— START Given data —

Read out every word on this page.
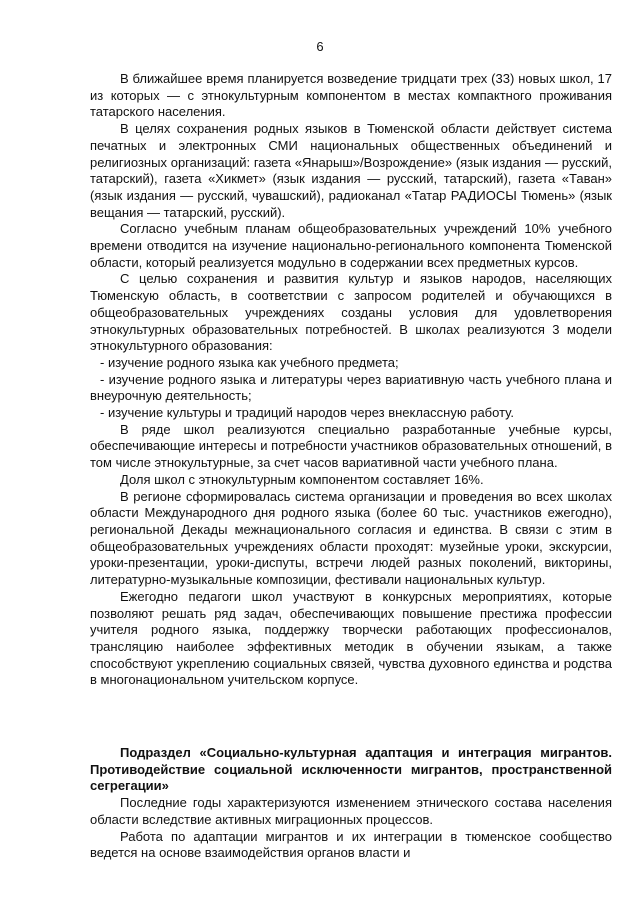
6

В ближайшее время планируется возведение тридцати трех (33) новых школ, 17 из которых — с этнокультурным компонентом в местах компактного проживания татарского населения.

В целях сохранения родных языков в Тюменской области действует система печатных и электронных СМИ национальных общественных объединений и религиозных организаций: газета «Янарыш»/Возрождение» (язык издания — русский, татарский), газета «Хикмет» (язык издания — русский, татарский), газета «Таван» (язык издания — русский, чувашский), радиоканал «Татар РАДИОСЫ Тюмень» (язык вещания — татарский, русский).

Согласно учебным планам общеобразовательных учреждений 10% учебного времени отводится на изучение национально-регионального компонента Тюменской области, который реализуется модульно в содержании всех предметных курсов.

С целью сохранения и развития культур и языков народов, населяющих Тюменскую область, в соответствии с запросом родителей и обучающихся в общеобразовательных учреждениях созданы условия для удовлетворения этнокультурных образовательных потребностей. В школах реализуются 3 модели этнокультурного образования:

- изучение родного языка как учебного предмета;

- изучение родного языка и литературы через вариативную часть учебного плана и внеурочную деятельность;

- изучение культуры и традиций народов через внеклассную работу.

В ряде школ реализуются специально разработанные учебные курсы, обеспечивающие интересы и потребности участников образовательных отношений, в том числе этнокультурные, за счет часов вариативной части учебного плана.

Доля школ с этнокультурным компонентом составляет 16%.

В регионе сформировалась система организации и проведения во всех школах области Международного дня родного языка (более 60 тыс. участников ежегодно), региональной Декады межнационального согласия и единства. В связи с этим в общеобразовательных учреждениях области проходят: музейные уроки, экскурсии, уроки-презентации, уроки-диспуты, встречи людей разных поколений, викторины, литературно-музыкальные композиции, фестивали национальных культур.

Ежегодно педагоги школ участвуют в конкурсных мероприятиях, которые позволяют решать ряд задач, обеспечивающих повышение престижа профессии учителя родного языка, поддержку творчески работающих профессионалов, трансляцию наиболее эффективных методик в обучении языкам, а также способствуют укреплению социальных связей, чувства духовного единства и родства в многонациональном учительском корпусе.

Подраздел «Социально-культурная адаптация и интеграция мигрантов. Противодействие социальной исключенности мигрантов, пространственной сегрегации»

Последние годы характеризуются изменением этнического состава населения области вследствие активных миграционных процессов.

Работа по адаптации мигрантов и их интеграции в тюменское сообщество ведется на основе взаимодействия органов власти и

— END Given data —

Request
Filter the records above for lines containing the word "реализуются", and copy those lines.

Reply to the exercise
С целью сохранения и развития культур и языков народов, населяющих Тюменскую область, в соответствии с запросом родителей и обучающихся в общеобразовательных учреждениях созданы условия для удовлетворения этнокультурных образовательных потребностей. В школах реализуются 3 модели этнокультурного образования:
В ряде школ реализуются специально разработанные учебные курсы, обеспечивающие интересы и потребности участников образовательных отношений, в том числе этнокультурные, за счет часов вариативной части учебного плана.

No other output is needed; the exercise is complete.